*Problem statement:*
Please return each line of the material below that contains the string "board". Case counts.

*Records provided:*
-------

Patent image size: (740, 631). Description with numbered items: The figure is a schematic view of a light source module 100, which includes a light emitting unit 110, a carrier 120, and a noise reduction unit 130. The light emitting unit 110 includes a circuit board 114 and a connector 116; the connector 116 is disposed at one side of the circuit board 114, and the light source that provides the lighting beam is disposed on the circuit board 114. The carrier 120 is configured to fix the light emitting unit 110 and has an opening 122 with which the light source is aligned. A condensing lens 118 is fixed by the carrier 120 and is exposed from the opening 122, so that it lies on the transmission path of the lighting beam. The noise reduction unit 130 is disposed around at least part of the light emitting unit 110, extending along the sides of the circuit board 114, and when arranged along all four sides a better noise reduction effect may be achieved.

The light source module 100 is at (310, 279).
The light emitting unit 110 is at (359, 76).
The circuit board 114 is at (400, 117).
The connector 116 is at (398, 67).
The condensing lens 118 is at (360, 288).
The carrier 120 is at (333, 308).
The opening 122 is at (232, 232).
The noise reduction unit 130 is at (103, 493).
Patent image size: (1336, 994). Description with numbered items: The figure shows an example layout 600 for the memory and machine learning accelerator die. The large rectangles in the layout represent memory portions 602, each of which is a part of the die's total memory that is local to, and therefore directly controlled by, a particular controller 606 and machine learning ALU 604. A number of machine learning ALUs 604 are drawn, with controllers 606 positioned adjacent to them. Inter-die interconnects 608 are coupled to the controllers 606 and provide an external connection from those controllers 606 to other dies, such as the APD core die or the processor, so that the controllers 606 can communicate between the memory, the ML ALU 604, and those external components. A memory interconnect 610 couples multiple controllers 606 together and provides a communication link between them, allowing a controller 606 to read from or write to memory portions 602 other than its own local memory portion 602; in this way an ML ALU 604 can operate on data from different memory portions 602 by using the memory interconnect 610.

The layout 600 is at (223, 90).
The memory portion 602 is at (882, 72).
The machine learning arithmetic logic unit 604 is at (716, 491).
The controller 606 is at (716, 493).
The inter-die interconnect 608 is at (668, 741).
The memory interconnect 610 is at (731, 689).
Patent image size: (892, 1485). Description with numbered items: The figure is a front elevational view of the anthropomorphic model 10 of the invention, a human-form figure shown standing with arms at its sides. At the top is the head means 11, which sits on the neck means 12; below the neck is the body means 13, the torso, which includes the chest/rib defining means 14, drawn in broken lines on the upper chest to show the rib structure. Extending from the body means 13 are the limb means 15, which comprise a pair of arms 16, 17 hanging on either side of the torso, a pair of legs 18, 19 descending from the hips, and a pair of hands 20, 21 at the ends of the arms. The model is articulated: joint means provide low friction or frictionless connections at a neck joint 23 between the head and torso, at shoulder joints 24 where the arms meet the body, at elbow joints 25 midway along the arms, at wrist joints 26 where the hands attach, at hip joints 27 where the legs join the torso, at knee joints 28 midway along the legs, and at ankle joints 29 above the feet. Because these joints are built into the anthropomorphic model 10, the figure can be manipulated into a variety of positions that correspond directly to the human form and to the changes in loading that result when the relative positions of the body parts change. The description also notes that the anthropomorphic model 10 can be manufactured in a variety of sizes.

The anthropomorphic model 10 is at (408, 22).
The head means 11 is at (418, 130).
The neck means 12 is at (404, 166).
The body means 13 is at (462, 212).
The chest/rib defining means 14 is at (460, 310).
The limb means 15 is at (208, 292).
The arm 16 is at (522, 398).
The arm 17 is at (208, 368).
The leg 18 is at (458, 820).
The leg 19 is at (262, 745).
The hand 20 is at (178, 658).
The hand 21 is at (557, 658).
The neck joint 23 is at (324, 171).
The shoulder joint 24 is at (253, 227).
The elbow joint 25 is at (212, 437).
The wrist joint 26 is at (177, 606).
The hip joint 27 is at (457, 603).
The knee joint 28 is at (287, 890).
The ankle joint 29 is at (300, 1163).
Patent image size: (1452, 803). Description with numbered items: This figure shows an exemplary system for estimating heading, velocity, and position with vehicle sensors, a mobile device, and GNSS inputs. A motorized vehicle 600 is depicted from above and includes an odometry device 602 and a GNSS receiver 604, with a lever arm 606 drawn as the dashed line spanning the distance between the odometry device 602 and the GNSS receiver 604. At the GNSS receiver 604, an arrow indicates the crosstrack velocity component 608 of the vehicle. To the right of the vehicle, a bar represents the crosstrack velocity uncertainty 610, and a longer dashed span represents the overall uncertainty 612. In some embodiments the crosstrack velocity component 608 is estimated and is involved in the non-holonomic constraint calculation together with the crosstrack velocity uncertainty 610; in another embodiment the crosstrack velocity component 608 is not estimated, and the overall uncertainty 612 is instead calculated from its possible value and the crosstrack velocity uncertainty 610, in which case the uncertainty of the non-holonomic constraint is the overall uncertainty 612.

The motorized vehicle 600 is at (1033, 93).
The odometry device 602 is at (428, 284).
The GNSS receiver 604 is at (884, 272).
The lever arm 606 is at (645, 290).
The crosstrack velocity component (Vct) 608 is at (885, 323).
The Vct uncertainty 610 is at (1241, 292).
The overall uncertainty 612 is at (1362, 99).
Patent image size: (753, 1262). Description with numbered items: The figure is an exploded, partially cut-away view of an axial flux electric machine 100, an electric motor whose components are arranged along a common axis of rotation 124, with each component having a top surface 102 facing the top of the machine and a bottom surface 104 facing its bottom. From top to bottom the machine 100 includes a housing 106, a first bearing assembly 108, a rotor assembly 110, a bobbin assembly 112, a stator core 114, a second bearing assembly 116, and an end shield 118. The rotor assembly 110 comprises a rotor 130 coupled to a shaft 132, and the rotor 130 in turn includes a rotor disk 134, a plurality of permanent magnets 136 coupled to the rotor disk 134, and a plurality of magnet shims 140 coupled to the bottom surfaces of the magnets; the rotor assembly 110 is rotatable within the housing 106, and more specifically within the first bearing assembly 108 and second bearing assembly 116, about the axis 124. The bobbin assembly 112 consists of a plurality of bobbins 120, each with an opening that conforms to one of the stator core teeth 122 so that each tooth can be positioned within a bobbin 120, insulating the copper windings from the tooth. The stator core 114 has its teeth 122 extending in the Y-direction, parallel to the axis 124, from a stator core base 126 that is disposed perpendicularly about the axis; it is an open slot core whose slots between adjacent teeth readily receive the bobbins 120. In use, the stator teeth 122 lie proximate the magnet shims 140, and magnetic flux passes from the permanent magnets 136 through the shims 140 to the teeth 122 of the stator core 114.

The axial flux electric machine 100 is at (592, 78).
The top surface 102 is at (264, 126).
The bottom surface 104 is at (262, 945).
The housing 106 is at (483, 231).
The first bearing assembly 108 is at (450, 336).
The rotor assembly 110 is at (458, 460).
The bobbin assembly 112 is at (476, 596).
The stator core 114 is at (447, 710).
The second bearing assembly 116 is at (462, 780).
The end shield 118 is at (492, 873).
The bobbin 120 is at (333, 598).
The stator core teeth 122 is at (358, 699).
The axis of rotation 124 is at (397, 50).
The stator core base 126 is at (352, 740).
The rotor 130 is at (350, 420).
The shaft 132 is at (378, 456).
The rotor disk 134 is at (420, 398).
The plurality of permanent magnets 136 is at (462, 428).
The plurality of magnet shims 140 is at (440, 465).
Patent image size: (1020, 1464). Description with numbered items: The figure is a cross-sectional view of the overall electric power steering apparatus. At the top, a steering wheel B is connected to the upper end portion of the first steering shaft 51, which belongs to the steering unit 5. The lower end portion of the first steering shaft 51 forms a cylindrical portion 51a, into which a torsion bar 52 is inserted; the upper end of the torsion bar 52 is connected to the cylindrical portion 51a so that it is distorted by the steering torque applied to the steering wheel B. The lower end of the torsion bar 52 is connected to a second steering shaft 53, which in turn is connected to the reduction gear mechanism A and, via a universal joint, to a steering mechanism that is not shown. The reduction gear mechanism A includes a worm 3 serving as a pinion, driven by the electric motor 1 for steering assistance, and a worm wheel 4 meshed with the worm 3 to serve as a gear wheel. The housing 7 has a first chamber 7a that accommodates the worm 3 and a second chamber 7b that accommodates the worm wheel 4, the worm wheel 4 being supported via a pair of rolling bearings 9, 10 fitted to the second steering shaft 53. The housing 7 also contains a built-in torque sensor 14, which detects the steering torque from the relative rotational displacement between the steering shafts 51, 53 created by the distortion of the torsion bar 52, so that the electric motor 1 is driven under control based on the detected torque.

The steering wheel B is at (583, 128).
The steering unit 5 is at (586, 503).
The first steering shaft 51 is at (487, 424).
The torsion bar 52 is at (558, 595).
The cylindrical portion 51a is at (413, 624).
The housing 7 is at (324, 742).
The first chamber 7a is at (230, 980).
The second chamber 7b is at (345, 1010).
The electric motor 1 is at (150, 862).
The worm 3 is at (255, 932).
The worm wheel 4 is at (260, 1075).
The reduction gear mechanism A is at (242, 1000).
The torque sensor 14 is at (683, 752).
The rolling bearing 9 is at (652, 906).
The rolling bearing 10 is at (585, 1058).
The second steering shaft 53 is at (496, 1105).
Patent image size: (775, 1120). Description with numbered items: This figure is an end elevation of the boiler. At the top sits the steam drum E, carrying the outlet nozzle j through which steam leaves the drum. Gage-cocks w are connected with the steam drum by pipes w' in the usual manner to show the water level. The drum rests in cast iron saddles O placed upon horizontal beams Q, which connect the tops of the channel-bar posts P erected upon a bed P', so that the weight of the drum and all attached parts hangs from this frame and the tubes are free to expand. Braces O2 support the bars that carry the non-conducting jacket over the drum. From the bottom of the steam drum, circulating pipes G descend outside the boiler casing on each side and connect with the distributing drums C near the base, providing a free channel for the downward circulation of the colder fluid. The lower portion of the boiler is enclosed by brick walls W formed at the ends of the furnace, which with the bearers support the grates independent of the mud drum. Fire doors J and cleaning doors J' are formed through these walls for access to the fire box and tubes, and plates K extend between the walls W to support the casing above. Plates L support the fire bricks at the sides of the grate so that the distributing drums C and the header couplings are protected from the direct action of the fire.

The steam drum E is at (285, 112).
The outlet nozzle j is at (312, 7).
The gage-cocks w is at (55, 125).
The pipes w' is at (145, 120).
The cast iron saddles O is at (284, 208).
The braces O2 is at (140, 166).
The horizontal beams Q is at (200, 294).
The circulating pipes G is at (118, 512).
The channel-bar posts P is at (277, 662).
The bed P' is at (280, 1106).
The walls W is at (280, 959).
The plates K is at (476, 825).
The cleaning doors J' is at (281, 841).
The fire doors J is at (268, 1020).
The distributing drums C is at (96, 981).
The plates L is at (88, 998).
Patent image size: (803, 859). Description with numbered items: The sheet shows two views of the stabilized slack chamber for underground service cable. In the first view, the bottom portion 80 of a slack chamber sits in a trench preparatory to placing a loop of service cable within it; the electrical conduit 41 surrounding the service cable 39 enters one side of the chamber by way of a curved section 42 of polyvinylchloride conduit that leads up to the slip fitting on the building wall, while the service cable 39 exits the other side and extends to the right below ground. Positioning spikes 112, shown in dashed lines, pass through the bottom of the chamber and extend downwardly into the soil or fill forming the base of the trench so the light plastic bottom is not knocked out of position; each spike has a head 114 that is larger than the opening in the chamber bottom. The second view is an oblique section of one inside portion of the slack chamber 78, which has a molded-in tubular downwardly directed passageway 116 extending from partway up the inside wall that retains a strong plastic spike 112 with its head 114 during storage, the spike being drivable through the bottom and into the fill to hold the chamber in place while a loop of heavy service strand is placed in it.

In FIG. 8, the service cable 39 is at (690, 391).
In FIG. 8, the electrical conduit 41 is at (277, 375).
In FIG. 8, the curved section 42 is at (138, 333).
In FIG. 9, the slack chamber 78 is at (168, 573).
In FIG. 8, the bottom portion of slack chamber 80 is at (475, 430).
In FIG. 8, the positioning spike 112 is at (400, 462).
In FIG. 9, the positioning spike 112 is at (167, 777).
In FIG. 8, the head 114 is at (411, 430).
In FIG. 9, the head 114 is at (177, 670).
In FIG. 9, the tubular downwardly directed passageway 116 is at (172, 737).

-------

*Result for this exercise:*
Patent image size: (740, 631). Description with numbered items: The figure is a schematic view of a light source module 100, which includes a light emitting unit 110, a carrier 120, and a noise reduction unit 130. The light emitting unit 110 includes a circuit board 114 and a connector 116; the connector 116 is disposed at one side of the circuit board 114, and the light source that provides the lighting beam is disposed on the circuit board 114. The carrier 120 is configured to fix the light emitting unit 110 and has an opening 122 with which the light source is aligned. A condensing lens 118 is fixed by the carrier 120 and is exposed from the opening 122, so that it lies on the transmission path of the lighting beam. The noise reduction unit 130 is disposed around at least part of the light emitting unit 110, extending along the sides of the circuit board 114, and when arranged along all four sides a better noise reduction effect may be achieved.
The circuit board 114 is at (400, 117).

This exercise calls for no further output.